Set exercise = Copy the data below exactly, omitting any picture it contains.

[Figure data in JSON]
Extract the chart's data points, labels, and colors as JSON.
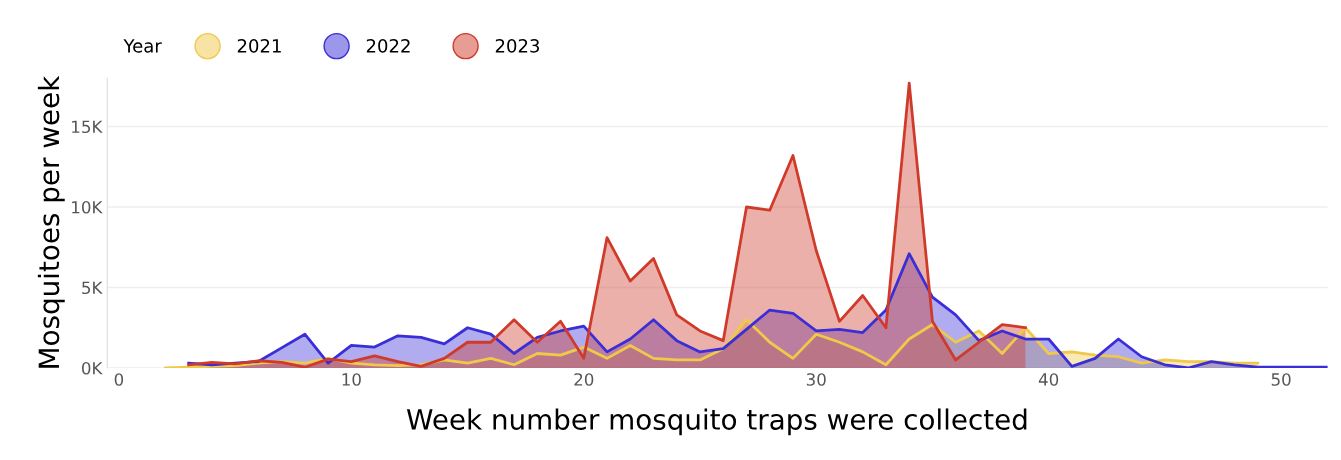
{
  "chart_data": {
    "type": "area",
    "xlabel": "Week number mosquito traps were collected",
    "ylabel": "Mosquitoes per week",
    "legend_title": "Year",
    "xlim": [
      -0.5,
      52
    ],
    "xticks": [
      0,
      10,
      20,
      30,
      40,
      50
    ],
    "ylim": [
      0,
      18
    ],
    "yticks": [
      {
        "value": 0,
        "label": "0K"
      },
      {
        "value": 5,
        "label": "5K"
      },
      {
        "value": 10,
        "label": "10K"
      },
      {
        "value": 15,
        "label": "15K"
      }
    ],
    "grid": "y",
    "legend": "top left",
    "series": [
      {
        "name": "2021",
        "color": "#f0c84a",
        "x": [
          2,
          3,
          4,
          5,
          6,
          7,
          8,
          9,
          10,
          11,
          12,
          13,
          14,
          15,
          16,
          17,
          18,
          19,
          20,
          21,
          22,
          23,
          24,
          25,
          26,
          27,
          28,
          29,
          30,
          31,
          32,
          33,
          34,
          35,
          36,
          37,
          38,
          39,
          40,
          41,
          42,
          43,
          44,
          45,
          46,
          47,
          48,
          49
        ],
        "values": [
          0.0,
          0.05,
          0.1,
          0.15,
          0.3,
          0.4,
          0.3,
          0.6,
          0.3,
          0.2,
          0.15,
          0.2,
          0.5,
          0.3,
          0.6,
          0.2,
          0.9,
          0.8,
          1.3,
          0.6,
          1.4,
          0.6,
          0.5,
          0.5,
          1.2,
          3.0,
          1.6,
          0.6,
          2.1,
          1.6,
          1.0,
          0.2,
          1.8,
          2.7,
          1.6,
          2.3,
          0.9,
          2.5,
          0.9,
          1.0,
          0.8,
          0.7,
          0.3,
          0.5,
          0.4,
          0.4,
          0.3,
          0.3
        ]
      },
      {
        "name": "2022",
        "color": "#3a2fd6",
        "x": [
          3,
          4,
          5,
          6,
          7,
          8,
          9,
          10,
          11,
          12,
          13,
          14,
          15,
          16,
          17,
          18,
          19,
          20,
          21,
          22,
          23,
          24,
          25,
          26,
          27,
          28,
          29,
          30,
          31,
          32,
          33,
          34,
          35,
          36,
          37,
          38,
          39,
          40,
          41,
          42,
          43,
          44,
          45,
          46,
          47,
          48,
          49,
          50,
          51,
          52
        ],
        "values": [
          0.3,
          0.2,
          0.3,
          0.4,
          1.25,
          2.1,
          0.3,
          1.4,
          1.3,
          2.0,
          1.9,
          1.5,
          2.5,
          2.1,
          0.9,
          1.9,
          2.3,
          2.6,
          1.0,
          1.8,
          3.0,
          1.7,
          1.0,
          1.2,
          2.4,
          3.6,
          3.4,
          2.3,
          2.4,
          2.2,
          3.6,
          7.1,
          4.4,
          3.3,
          1.7,
          2.3,
          1.8,
          1.8,
          0.1,
          0.6,
          1.8,
          0.7,
          0.2,
          0.0,
          0.4,
          0.2,
          0.05,
          0.05,
          0.05,
          0.05
        ]
      },
      {
        "name": "2023",
        "color": "#d03a2a",
        "x": [
          3,
          4,
          5,
          6,
          7,
          8,
          9,
          10,
          11,
          12,
          13,
          14,
          15,
          16,
          17,
          18,
          19,
          20,
          21,
          22,
          23,
          24,
          25,
          26,
          27,
          28,
          29,
          30,
          31,
          32,
          33,
          34,
          35,
          36,
          37,
          38,
          39
        ],
        "values": [
          0.2,
          0.35,
          0.25,
          0.45,
          0.35,
          0.05,
          0.55,
          0.4,
          0.75,
          0.4,
          0.1,
          0.6,
          1.6,
          1.6,
          3.0,
          1.6,
          2.9,
          0.6,
          8.1,
          5.4,
          6.8,
          3.3,
          2.3,
          1.7,
          10.0,
          9.8,
          13.2,
          7.3,
          2.9,
          4.5,
          2.5,
          17.7,
          2.9,
          0.5,
          1.6,
          2.7,
          2.5
        ]
      }
    ]
  }
}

Output below =
Extract the chart's data points, labels, and colors as JSON.
{
  "chart_data": {
    "type": "area",
    "xlabel": "Week number mosquito traps were collected",
    "ylabel": "Mosquitoes per week",
    "legend_title": "Year",
    "xlim": [
      -0.5,
      52
    ],
    "xticks": [
      0,
      10,
      20,
      30,
      40,
      50
    ],
    "ylim": [
      0,
      18
    ],
    "yticks": [
      {
        "value": 0,
        "label": "0K"
      },
      {
        "value": 5,
        "label": "5K"
      },
      {
        "value": 10,
        "label": "10K"
      },
      {
        "value": 15,
        "label": "15K"
      }
    ],
    "grid": "y",
    "legend": "top left",
    "series": [
      {
        "name": "2021",
        "color": "#f0c84a",
        "x": [
          2,
          3,
          4,
          5,
          6,
          7,
          8,
          9,
          10,
          11,
          12,
          13,
          14,
          15,
          16,
          17,
          18,
          19,
          20,
          21,
          22,
          23,
          24,
          25,
          26,
          27,
          28,
          29,
          30,
          31,
          32,
          33,
          34,
          35,
          36,
          37,
          38,
          39,
          40,
          41,
          42,
          43,
          44,
          45,
          46,
          47,
          48,
          49
        ],
        "values": [
          0.0,
          0.05,
          0.1,
          0.15,
          0.3,
          0.4,
          0.3,
          0.6,
          0.3,
          0.2,
          0.15,
          0.2,
          0.5,
          0.3,
          0.6,
          0.2,
          0.9,
          0.8,
          1.3,
          0.6,
          1.4,
          0.6,
          0.5,
          0.5,
          1.2,
          3.0,
          1.6,
          0.6,
          2.1,
          1.6,
          1.0,
          0.2,
          1.8,
          2.7,
          1.6,
          2.3,
          0.9,
          2.5,
          0.9,
          1.0,
          0.8,
          0.7,
          0.3,
          0.5,
          0.4,
          0.4,
          0.3,
          0.3
        ]
      },
      {
        "name": "2022",
        "color": "#3a2fd6",
        "x": [
          3,
          4,
          5,
          6,
          7,
          8,
          9,
          10,
          11,
          12,
          13,
          14,
          15,
          16,
          17,
          18,
          19,
          20,
          21,
          22,
          23,
          24,
          25,
          26,
          27,
          28,
          29,
          30,
          31,
          32,
          33,
          34,
          35,
          36,
          37,
          38,
          39,
          40,
          41,
          42,
          43,
          44,
          45,
          46,
          47,
          48,
          49,
          50,
          51,
          52
        ],
        "values": [
          0.3,
          0.2,
          0.3,
          0.4,
          1.25,
          2.1,
          0.3,
          1.4,
          1.3,
          2.0,
          1.9,
          1.5,
          2.5,
          2.1,
          0.9,
          1.9,
          2.3,
          2.6,
          1.0,
          1.8,
          3.0,
          1.7,
          1.0,
          1.2,
          2.4,
          3.6,
          3.4,
          2.3,
          2.4,
          2.2,
          3.6,
          7.1,
          4.4,
          3.3,
          1.7,
          2.3,
          1.8,
          1.8,
          0.1,
          0.6,
          1.8,
          0.7,
          0.2,
          0.0,
          0.4,
          0.2,
          0.05,
          0.05,
          0.05,
          0.05
        ]
      },
      {
        "name": "2023",
        "color": "#d03a2a",
        "x": [
          3,
          4,
          5,
          6,
          7,
          8,
          9,
          10,
          11,
          12,
          13,
          14,
          15,
          16,
          17,
          18,
          19,
          20,
          21,
          22,
          23,
          24,
          25,
          26,
          27,
          28,
          29,
          30,
          31,
          32,
          33,
          34,
          35,
          36,
          37,
          38,
          39
        ],
        "values": [
          0.2,
          0.35,
          0.25,
          0.45,
          0.35,
          0.05,
          0.55,
          0.4,
          0.75,
          0.4,
          0.1,
          0.6,
          1.6,
          1.6,
          3.0,
          1.6,
          2.9,
          0.6,
          8.1,
          5.4,
          6.8,
          3.3,
          2.3,
          1.7,
          10.0,
          9.8,
          13.2,
          7.3,
          2.9,
          4.5,
          2.5,
          17.7,
          2.9,
          0.5,
          1.6,
          2.7,
          2.5
        ]
      }
    ]
  }
}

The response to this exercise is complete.